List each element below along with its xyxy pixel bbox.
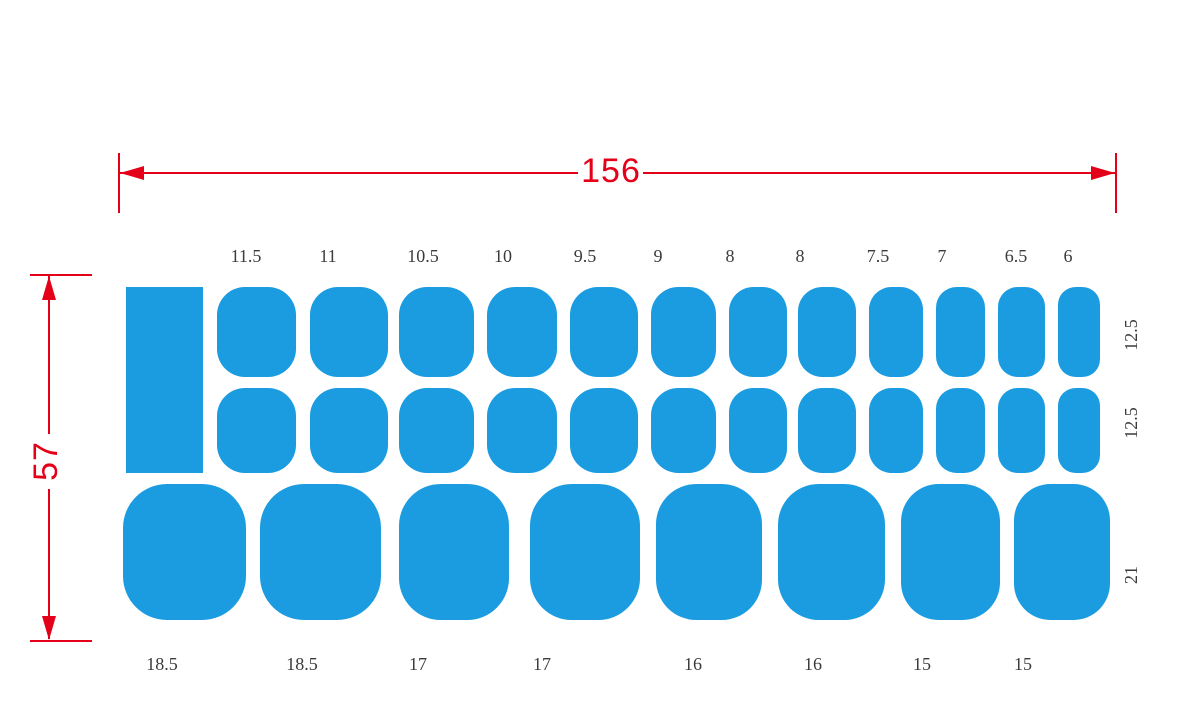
size-label-right: 12.5: [1121, 319, 1141, 351]
sticker-shape: [570, 388, 638, 473]
size-label-right: 21: [1121, 566, 1141, 584]
size-label-top: 11: [319, 246, 337, 266]
size-label-bottom: 17: [533, 654, 551, 674]
sticker-shape: [936, 388, 985, 473]
size-label-bottom: 16: [684, 654, 702, 674]
height-dim-line-bottom: [48, 489, 50, 639]
height-extension-tick-top: [30, 274, 92, 276]
sticker-shape: [1058, 287, 1100, 377]
sticker-shape: [869, 287, 923, 377]
size-label-top: 10: [494, 246, 512, 266]
size-label-bottom: 15: [1014, 654, 1032, 674]
height-extension-tick-bottom: [30, 640, 92, 642]
sticker-shape: [123, 484, 246, 620]
size-label-bottom: 18.5: [146, 654, 178, 674]
down-arrowhead-icon: [42, 616, 56, 640]
sticker-shape: [217, 287, 296, 377]
sticker-shape: [869, 388, 923, 473]
sticker-shape: [729, 287, 787, 377]
size-label-right: 12.5: [1121, 407, 1141, 439]
sticker-tab-rect: [126, 287, 203, 473]
size-label-top: 10.5: [407, 246, 439, 266]
sticker-shape: [729, 388, 787, 473]
size-label-top: 11.5: [230, 246, 262, 266]
width-extension-tick-left: [118, 153, 120, 213]
sticker-shape: [998, 287, 1045, 377]
sticker-shape: [310, 287, 388, 377]
size-label-bottom: 17: [409, 654, 427, 674]
sticker-shape: [260, 484, 381, 620]
size-label-top: 8: [795, 246, 805, 266]
size-label-bottom: 15: [913, 654, 931, 674]
sticker-shape: [310, 388, 388, 473]
width-dim-line-left: [120, 172, 578, 174]
width-dim-line-right: [643, 172, 1115, 174]
sticker-shape: [487, 287, 557, 377]
sticker-shape: [651, 287, 716, 377]
sticker-shape: [656, 484, 762, 620]
sticker-shape: [998, 388, 1045, 473]
sticker-shape: [570, 287, 638, 377]
size-label-top: 8: [725, 246, 735, 266]
sticker-shape: [399, 484, 509, 620]
up-arrowhead-icon: [42, 276, 56, 300]
width-extension-tick-right: [1115, 153, 1117, 213]
size-label-top: 6: [1063, 246, 1073, 266]
sticker-shape: [901, 484, 1000, 620]
sticker-shape: [399, 287, 474, 377]
right-arrowhead-icon: [1091, 166, 1115, 180]
left-arrowhead-icon: [120, 166, 144, 180]
sticker-shape: [936, 287, 985, 377]
width-dimension-label: 156: [581, 152, 641, 190]
sticker-shape: [1014, 484, 1110, 620]
sticker-shape: [798, 388, 856, 473]
sticker-shape: [798, 287, 856, 377]
sticker-shape: [530, 484, 640, 620]
sticker-shape: [217, 388, 296, 473]
size-label-bottom: 18.5: [286, 654, 318, 674]
size-label-top: 6.5: [1004, 246, 1028, 266]
size-label-top: 7.5: [866, 246, 890, 266]
sticker-shape: [778, 484, 885, 620]
size-label-top: 9: [653, 246, 663, 266]
height-dimension-label: 57: [27, 441, 65, 481]
size-label-top: 9.5: [573, 246, 597, 266]
size-label-top: 7: [937, 246, 947, 266]
sticker-shape: [399, 388, 474, 473]
sticker-shape: [1058, 388, 1100, 473]
height-dim-line-top: [48, 276, 50, 434]
sticker-shape: [487, 388, 557, 473]
size-label-bottom: 16: [804, 654, 822, 674]
sticker-shape: [651, 388, 716, 473]
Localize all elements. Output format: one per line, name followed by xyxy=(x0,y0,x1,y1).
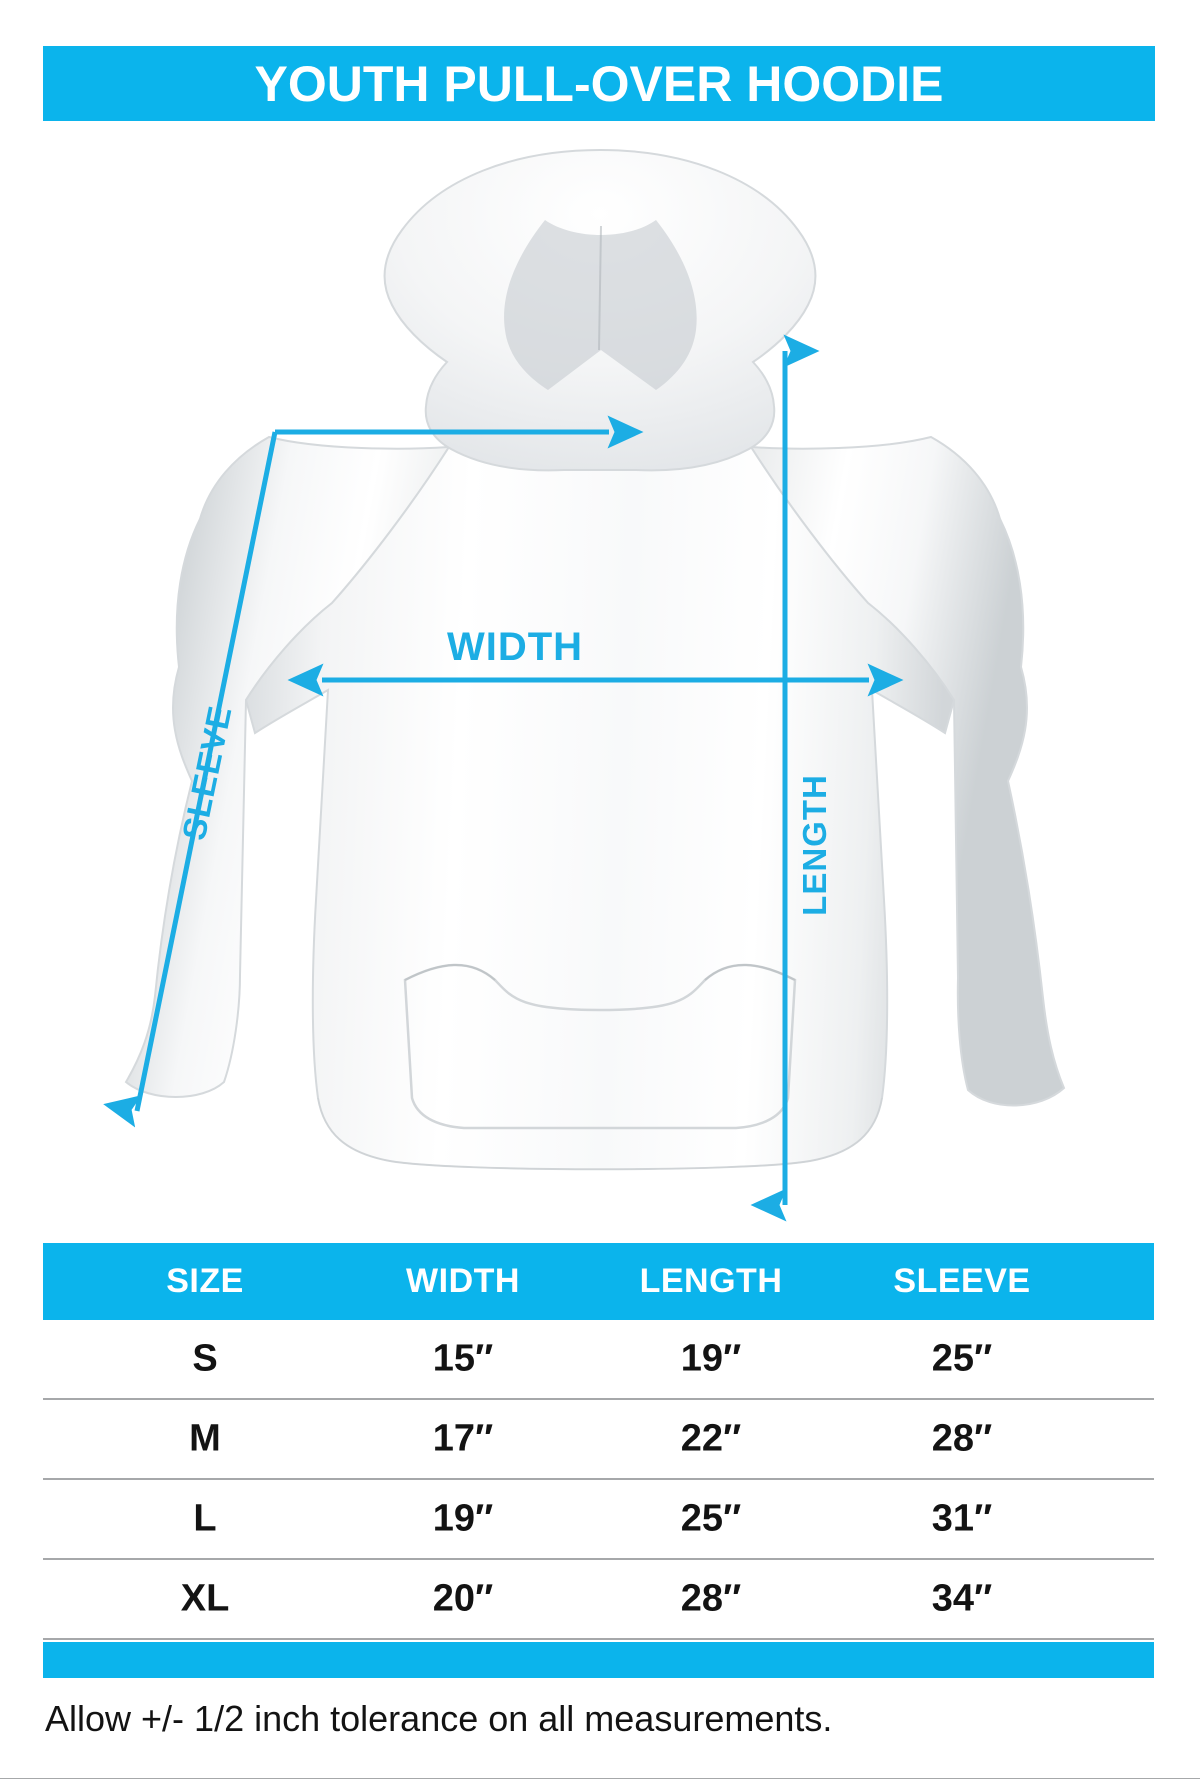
svg-text:LENGTH: LENGTH xyxy=(796,774,833,916)
svg-text:WIDTH: WIDTH xyxy=(447,625,583,669)
svg-text:SLEEVE: SLEEVE xyxy=(175,702,239,843)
--- --- ---
SHORT EXERCISE |
Return the listing above line for line, unchanged, but omit the pictures.

RESPONSE TO THE EXERCISE |
List each element below along with its xyxy pixel bbox.
size-label-right: 12.5: [1121, 319, 1141, 351]
sticker-shape: [570, 388, 638, 473]
size-label-right: 21: [1121, 566, 1141, 584]
size-label-top: 11: [319, 246, 337, 266]
size-label-bottom: 17: [533, 654, 551, 674]
sticker-shape: [936, 388, 985, 473]
size-label-bottom: 16: [684, 654, 702, 674]
height-dim-line-bottom: [48, 489, 50, 639]
height-extension-tick-top: [30, 274, 92, 276]
sticker-shape: [1058, 287, 1100, 377]
sticker-shape: [869, 287, 923, 377]
size-label-top: 10: [494, 246, 512, 266]
size-label-bottom: 15: [1014, 654, 1032, 674]
height-extension-tick-bottom: [30, 640, 92, 642]
sticker-shape: [123, 484, 246, 620]
size-label-bottom: 18.5: [146, 654, 178, 674]
down-arrowhead-icon: [42, 616, 56, 640]
sticker-shape: [217, 287, 296, 377]
sticker-shape: [869, 388, 923, 473]
sticker-shape: [729, 287, 787, 377]
size-label-right: 12.5: [1121, 407, 1141, 439]
sticker-tab-rect: [126, 287, 203, 473]
size-label-top: 10.5: [407, 246, 439, 266]
sticker-shape: [729, 388, 787, 473]
size-label-top: 11.5: [230, 246, 262, 266]
width-extension-tick-left: [118, 153, 120, 213]
sticker-shape: [998, 287, 1045, 377]
sticker-shape: [310, 287, 388, 377]
size-label-bottom: 17: [409, 654, 427, 674]
sticker-shape: [260, 484, 381, 620]
size-label-top: 8: [795, 246, 805, 266]
size-label-bottom: 15: [913, 654, 931, 674]
sticker-shape: [310, 388, 388, 473]
width-dim-line-left: [120, 172, 578, 174]
width-dim-line-right: [643, 172, 1115, 174]
sticker-shape: [487, 287, 557, 377]
sticker-shape: [651, 287, 716, 377]
sticker-shape: [656, 484, 762, 620]
sticker-shape: [998, 388, 1045, 473]
sticker-shape: [570, 287, 638, 377]
size-label-top: 8: [725, 246, 735, 266]
sticker-shape: [399, 484, 509, 620]
up-arrowhead-icon: [42, 276, 56, 300]
width-extension-tick-right: [1115, 153, 1117, 213]
size-label-top: 6: [1063, 246, 1073, 266]
sticker-shape: [901, 484, 1000, 620]
sticker-shape: [399, 287, 474, 377]
right-arrowhead-icon: [1091, 166, 1115, 180]
left-arrowhead-icon: [120, 166, 144, 180]
sticker-shape: [936, 287, 985, 377]
width-dimension-label: 156: [581, 152, 641, 190]
sticker-shape: [1014, 484, 1110, 620]
sticker-shape: [798, 388, 856, 473]
sticker-shape: [798, 287, 856, 377]
sticker-shape: [530, 484, 640, 620]
sticker-shape: [217, 388, 296, 473]
size-label-bottom: 18.5: [286, 654, 318, 674]
size-label-top: 6.5: [1004, 246, 1028, 266]
size-label-top: 7.5: [866, 246, 890, 266]
sticker-shape: [778, 484, 885, 620]
size-label-top: 9: [653, 246, 663, 266]
height-dimension-label: 57: [27, 441, 65, 481]
size-label-top: 9.5: [573, 246, 597, 266]
size-label-top: 7: [937, 246, 947, 266]
sticker-shape: [399, 388, 474, 473]
sticker-shape: [1058, 388, 1100, 473]
height-dim-line-top: [48, 276, 50, 434]
sticker-shape: [487, 388, 557, 473]
size-label-bottom: 16: [804, 654, 822, 674]
sticker-shape: [651, 388, 716, 473]
Localize all elements. Output format: one per line, name followed by xyxy=(x0,y0,x1,y1).
svg-text:LENGTH: LENGTH xyxy=(796,774,833,916)
svg-text:WIDTH: WIDTH xyxy=(447,625,583,669)
svg-text:SLEEVE: SLEEVE xyxy=(175,702,239,843)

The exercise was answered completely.